Data excerpts.
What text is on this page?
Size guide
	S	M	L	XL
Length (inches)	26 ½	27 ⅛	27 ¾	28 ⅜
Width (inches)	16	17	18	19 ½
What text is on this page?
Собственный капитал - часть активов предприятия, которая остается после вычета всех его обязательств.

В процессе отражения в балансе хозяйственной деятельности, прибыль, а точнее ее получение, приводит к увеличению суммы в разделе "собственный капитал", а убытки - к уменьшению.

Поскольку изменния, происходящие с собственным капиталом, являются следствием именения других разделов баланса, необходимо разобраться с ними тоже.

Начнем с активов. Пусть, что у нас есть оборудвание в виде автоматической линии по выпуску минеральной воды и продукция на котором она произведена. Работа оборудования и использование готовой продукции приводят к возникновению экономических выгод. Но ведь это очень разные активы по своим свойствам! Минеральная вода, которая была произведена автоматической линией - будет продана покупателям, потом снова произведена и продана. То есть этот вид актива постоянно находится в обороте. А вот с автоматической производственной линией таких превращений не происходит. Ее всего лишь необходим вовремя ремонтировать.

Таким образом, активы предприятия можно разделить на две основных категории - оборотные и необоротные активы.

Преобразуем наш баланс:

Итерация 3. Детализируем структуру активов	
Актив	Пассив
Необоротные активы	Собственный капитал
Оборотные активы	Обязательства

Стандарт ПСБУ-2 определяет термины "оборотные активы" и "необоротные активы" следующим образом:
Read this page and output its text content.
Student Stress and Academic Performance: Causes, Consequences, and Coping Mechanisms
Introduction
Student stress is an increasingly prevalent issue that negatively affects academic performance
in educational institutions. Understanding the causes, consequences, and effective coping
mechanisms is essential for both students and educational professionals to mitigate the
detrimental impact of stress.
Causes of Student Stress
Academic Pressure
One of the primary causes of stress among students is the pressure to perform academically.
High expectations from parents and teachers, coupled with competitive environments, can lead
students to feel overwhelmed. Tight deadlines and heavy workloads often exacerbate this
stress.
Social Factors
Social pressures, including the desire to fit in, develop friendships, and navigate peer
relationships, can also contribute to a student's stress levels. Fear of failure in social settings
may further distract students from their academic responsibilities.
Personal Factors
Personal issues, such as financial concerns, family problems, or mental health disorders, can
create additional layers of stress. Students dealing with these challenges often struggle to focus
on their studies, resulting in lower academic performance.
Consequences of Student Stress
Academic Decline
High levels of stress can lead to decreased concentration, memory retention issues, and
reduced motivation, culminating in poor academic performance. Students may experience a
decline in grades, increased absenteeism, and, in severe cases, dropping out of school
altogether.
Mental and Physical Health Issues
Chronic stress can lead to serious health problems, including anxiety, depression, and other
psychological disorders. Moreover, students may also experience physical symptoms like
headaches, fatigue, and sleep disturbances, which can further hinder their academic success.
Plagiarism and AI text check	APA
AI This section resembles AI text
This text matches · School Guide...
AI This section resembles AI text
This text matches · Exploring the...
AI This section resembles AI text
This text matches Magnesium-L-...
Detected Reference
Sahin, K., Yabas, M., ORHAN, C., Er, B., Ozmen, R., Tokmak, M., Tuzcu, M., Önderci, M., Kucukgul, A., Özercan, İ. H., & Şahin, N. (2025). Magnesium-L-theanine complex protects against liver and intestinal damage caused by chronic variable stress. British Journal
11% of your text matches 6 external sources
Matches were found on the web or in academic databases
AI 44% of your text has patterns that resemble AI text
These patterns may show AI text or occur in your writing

Set task.
Every record above should be copied exactly.

Final result.
What text is on this page?
Size guide
	S	M	L	XL
Length (inches)	26 ½	27 ⅛	27 ¾	28 ⅜
Width (inches)	16	17	18	19 ½
What text is on this page?
Собственный капитал - часть активов предприятия, которая остается после вычета всех его обязательств.

В процессе отражения в балансе хозяйственной деятельности, прибыль, а точнее ее получение, приводит к увеличению суммы в разделе "собственный капитал", а убытки - к уменьшению.

Поскольку изменния, происходящие с собственным капиталом, являются следствием именения других разделов баланса, необходимо разобраться с ними тоже.

Начнем с активов. Пусть, что у нас есть оборудвание в виде автоматической линии по выпуску минеральной воды и продукция на котором она произведена. Работа оборудования и использование готовой продукции приводят к возникновению экономических выгод. Но ведь это очень разные активы по своим свойствам! Минеральная вода, которая была произведена автоматической линией - будет продана покупателям, потом снова произведена и продана. То есть этот вид актива постоянно находится в обороте. А вот с автоматической производственной линией таких превращений не происходит. Ее всего лишь необходим вовремя ремонтировать.

Таким образом, активы предприятия можно разделить на две основных категории - оборотные и необоротные активы.

Преобразуем наш баланс:

Итерация 3. Детализируем структуру активов	
Актив	Пассив
Необоротные активы	Собственный капитал
Оборотные активы	Обязательства

Стандарт ПСБУ-2 определяет термины "оборотные активы" и "необоротные активы" следующим образом:
Read this page and output its text content.
Student Stress and Academic Performance: Causes, Consequences, and Coping Mechanisms
Introduction
Student stress is an increasingly prevalent issue that negatively affects academic performance
in educational institutions. Understanding the causes, consequences, and effective coping
mechanisms is essential for both students and educational professionals to mitigate the
detrimental impact of stress.
Causes of Student Stress
Academic Pressure
One of the primary causes of stress among students is the pressure to perform academically.
High expectations from parents and teachers, coupled with competitive environments, can lead
students to feel overwhelmed. Tight deadlines and heavy workloads often exacerbate this
stress.
Social Factors
Social pressures, including the desire to fit in, develop friendships, and navigate peer
relationships, can also contribute to a student's stress levels. Fear of failure in social settings
may further distract students from their academic responsibilities.
Personal Factors
Personal issues, such as financial concerns, family problems, or mental health disorders, can
create additional layers of stress. Students dealing with these challenges often struggle to focus
on their studies, resulting in lower academic performance.
Consequences of Student Stress
Academic Decline
High levels of stress can lead to decreased concentration, memory retention issues, and
reduced motivation, culminating in poor academic performance. Students may experience a
decline in grades, increased absenteeism, and, in severe cases, dropping out of school
altogether.
Mental and Physical Health Issues
Chronic stress can lead to serious health problems, including anxiety, depression, and other
psychological disorders. Moreover, students may also experience physical symptoms like
headaches, fatigue, and sleep disturbances, which can further hinder their academic success.
Plagiarism and AI text check	APA
AI This section resembles AI text
This text matches · School Guide...
AI This section resembles AI text
This text matches · Exploring the...
AI This section resembles AI text
This text matches Magnesium-L-...
Detected Reference
Sahin, K., Yabas, M., ORHAN, C., Er, B., Ozmen, R., Tokmak, M., Tuzcu, M., Önderci, M., Kucukgul, A., Özercan, İ. H., & Şahin, N. (2025). Magnesium-L-theanine complex protects against liver and intestinal damage caused by chronic variable stress. British Journal
11% of your text matches 6 external sources
Matches were found on the web or in academic databases
AI 44% of your text has patterns that resemble AI text
These patterns may show AI text or occur in your writing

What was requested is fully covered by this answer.